> **Raw records**:
..........

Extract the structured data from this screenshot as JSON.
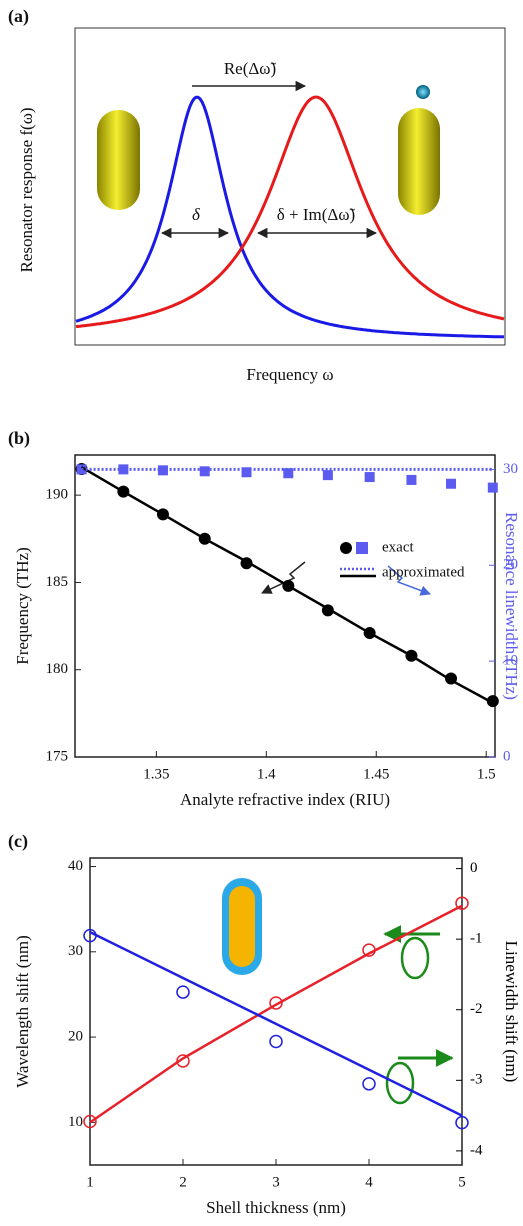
{
  "chart_data": [
    {
      "type": "schematic",
      "panel_label": "(a)",
      "ylabel": "Resonator response f(ω)",
      "xlabel": "Frequency ω",
      "annotations": [
        "Re(Δω̃)",
        "δ",
        "δ + Im(Δω̃)"
      ]
    },
    {
      "type": "dual_axis",
      "panel_label": "(b)",
      "xlabel": "Analyte refractive index (RIU)",
      "ylabel": "Frequency (THz)",
      "y2label": "Resonance linewidth (THz)",
      "y2color": "#5b5bf0",
      "x": [
        1.316,
        1.335,
        1.353,
        1.372,
        1.391,
        1.41,
        1.428,
        1.447,
        1.466,
        1.484,
        1.503
      ],
      "xlim": [
        1.313,
        1.504
      ],
      "xticks": [
        1.35,
        1.4,
        1.45,
        1.5
      ],
      "ylim": [
        175,
        192.3
      ],
      "yticks": [
        175,
        180,
        185,
        190
      ],
      "y2lim": [
        0,
        31.5
      ],
      "y2ticks": [
        0,
        10,
        20,
        30
      ],
      "legend_labels": [
        "exact",
        "approximated"
      ],
      "series": [
        {
          "color": "#000000",
          "marker": "circle",
          "values": [
            191.5,
            190.2,
            188.9,
            187.5,
            186.1,
            184.8,
            183.4,
            182.1,
            180.8,
            179.5,
            178.2
          ]
        },
        {
          "color": "#5b5bf0",
          "marker": "square",
          "axis": "y2",
          "values": [
            30.0,
            30.0,
            29.9,
            29.8,
            29.7,
            29.6,
            29.4,
            29.2,
            28.9,
            28.5,
            28.1
          ]
        },
        {
          "color": "#000000",
          "style": "solid",
          "values": [
            191.6,
            190.2,
            188.9,
            187.5,
            186.2,
            184.8,
            183.5,
            182.1,
            180.8,
            179.4,
            178.1
          ]
        },
        {
          "color": "#5b5bf0",
          "style": "dotted",
          "axis": "y2",
          "values": [
            30,
            30,
            30,
            30,
            30,
            30,
            30,
            30,
            30,
            30,
            30
          ]
        }
      ]
    },
    {
      "type": "dual_axis",
      "panel_label": "(c)",
      "xlabel": "Shell thickness (nm)",
      "ylabel": "Wavelength shift (nm)",
      "y2label": "Linewidth shift (nm)",
      "y2color": "#000000",
      "x": [
        1,
        2,
        3,
        4,
        5
      ],
      "xlim": [
        1,
        5
      ],
      "xticks": [
        1,
        2,
        3,
        4,
        5
      ],
      "ylim": [
        5,
        41
      ],
      "yticks": [
        10,
        20,
        30,
        40
      ],
      "y2lim": [
        -4.2,
        0.15
      ],
      "y2ticks": [
        0,
        -1,
        -2,
        -3,
        -4
      ],
      "series": [
        {
          "color": "#e8202a",
          "style": "solid",
          "values": [
            10.0,
            17.5,
            23.8,
            29.8,
            35.4
          ]
        },
        {
          "color": "#e8202a",
          "marker": "open-circle",
          "values": [
            10.1,
            17.2,
            24.0,
            30.2,
            35.7
          ]
        },
        {
          "color": "#2020e0",
          "style": "solid",
          "axis": "y2",
          "values": [
            -0.9,
            -1.55,
            -2.2,
            -2.85,
            -3.5
          ]
        },
        {
          "color": "#2020e0",
          "marker": "open-circle",
          "axis": "y2",
          "values": [
            -0.95,
            -1.75,
            -2.45,
            -3.05,
            -3.6
          ]
        }
      ]
    }
  ]
}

..........

> **Task to complete**:
Count how many lines of the material hold the string "Frequency". Give the number and nothing more.

> **Exercise solution**:
2